━━━━━ Material shown ━━━━━

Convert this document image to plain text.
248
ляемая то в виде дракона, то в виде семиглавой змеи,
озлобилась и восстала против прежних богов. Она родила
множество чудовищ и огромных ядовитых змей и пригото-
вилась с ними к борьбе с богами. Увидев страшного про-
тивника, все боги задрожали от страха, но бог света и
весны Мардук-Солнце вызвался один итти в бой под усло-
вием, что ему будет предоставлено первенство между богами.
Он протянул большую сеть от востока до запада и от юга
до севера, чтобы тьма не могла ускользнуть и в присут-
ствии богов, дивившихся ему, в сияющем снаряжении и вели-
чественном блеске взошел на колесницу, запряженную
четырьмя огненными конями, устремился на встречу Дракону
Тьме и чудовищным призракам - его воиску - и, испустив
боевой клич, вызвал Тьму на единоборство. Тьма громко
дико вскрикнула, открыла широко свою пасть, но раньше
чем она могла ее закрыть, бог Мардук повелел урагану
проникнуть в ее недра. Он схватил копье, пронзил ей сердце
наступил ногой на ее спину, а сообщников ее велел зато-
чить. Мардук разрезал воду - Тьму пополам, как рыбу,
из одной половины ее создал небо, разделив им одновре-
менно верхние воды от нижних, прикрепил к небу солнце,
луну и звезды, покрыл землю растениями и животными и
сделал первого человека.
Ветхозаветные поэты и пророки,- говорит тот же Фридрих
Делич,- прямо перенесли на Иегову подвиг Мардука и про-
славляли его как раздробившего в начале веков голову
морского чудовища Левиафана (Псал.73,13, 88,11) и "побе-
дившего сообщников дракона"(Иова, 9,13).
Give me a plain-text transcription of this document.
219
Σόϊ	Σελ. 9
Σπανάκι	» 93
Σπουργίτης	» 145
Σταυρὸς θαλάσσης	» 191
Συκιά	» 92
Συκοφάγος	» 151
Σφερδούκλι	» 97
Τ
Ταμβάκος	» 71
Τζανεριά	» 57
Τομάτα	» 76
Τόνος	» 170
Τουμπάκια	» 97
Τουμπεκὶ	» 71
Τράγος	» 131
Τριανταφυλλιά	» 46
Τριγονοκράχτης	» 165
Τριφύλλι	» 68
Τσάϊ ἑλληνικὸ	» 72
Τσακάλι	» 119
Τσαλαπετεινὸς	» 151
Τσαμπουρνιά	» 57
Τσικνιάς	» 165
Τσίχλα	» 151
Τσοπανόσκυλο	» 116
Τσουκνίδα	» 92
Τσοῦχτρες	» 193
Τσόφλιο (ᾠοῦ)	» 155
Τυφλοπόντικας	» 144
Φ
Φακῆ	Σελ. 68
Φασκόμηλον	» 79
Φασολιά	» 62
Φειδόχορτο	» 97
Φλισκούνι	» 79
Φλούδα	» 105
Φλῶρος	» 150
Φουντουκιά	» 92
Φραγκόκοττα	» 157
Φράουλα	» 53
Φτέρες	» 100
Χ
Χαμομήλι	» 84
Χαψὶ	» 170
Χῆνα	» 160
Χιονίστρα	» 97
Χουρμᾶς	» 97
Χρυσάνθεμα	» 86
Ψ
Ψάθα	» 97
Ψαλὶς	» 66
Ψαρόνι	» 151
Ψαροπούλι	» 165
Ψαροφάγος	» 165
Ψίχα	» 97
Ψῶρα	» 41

━━━━━

What to work on >>
Extract all of the data exactly as written.

Result of this exercise >>
Convert this document image to plain text.
248
ляемая то в виде дракона, то в виде семиглавой змеи,
озлобилась и восстала против прежних богов. Она родила
множество чудовищ и огромных ядовитых змей и пригото-
вилась с ними к борьбе с богами. Увидев страшного про-
тивника, все боги задрожали от страха, но бог света и
весны Мардук-Солнце вызвался один итти в бой под усло-
вием, что ему будет предоставлено первенство между богами.
Он протянул большую сеть от востока до запада и от юга
до севера, чтобы тьма не могла ускользнуть и в присут-
ствии богов, дивившихся ему, в сияющем снаряжении и вели-
чественном блеске взошел на колесницу, запряженную
четырьмя огненными конями, устремился на встречу Дракону
Тьме и чудовищным призракам - его воиску - и, испустив
боевой клич, вызвал Тьму на единоборство. Тьма громко
дико вскрикнула, открыла широко свою пасть, но раньше
чем она могла ее закрыть, бог Мардук повелел урагану
проникнуть в ее недра. Он схватил копье, пронзил ей сердце
наступил ногой на ее спину, а сообщников ее велел зато-
чить. Мардук разрезал воду - Тьму пополам, как рыбу,
из одной половины ее создал небо, разделив им одновре-
менно верхние воды от нижних, прикрепил к небу солнце,
луну и звезды, покрыл землю растениями и животными и
сделал первого человека.
Ветхозаветные поэты и пророки,- говорит тот же Фридрих
Делич,- прямо перенесли на Иегову подвиг Мардука и про-
славляли его как раздробившего в начале веков голову
морского чудовища Левиафана (Псал.73,13, 88,11) и "побе-
дившего сообщников дракона"(Иова, 9,13).
Give me a plain-text transcription of this document.
219
Σόϊ	Σελ. 9
Σπανάκι	» 93
Σπουργίτης	» 145
Σταυρὸς θαλάσσης	» 191
Συκιά	» 92
Συκοφάγος	» 151
Σφερδούκλι	» 97
Τ
Ταμβάκος	» 71
Τζανεριά	» 57
Τομάτα	» 76
Τόνος	» 170
Τουμπάκια	» 97
Τουμπεκὶ	» 71
Τράγος	» 131
Τριανταφυλλιά	» 46
Τριγονοκράχτης	» 165
Τριφύλλι	» 68
Τσάϊ ἑλληνικὸ	» 72
Τσακάλι	» 119
Τσαλαπετεινὸς	» 151
Τσαμπουρνιά	» 57
Τσικνιάς	» 165
Τσίχλα	» 151
Τσοπανόσκυλο	» 116
Τσουκνίδα	» 92
Τσοῦχτρες	» 193
Τσόφλιο (ᾠοῦ)	» 155
Τυφλοπόντικας	» 144
Φ
Φακῆ	Σελ. 68
Φασκόμηλον	» 79
Φασολιά	» 62
Φειδόχορτο	» 97
Φλισκούνι	» 79
Φλούδα	» 105
Φλῶρος	» 150
Φουντουκιά	» 92
Φραγκόκοττα	» 157
Φράουλα	» 53
Φτέρες	» 100
Χ
Χαμομήλι	» 84
Χαψὶ	» 170
Χῆνα	» 160
Χιονίστρα	» 97
Χουρμᾶς	» 97
Χρυσάνθεμα	» 86
Ψ
Ψάθα	» 97
Ψαλὶς	» 66
Ψαρόνι	» 151
Ψαροπούλι	» 165
Ψαροφάγος	» 165
Ψίχα	» 97
Ψῶρα	» 41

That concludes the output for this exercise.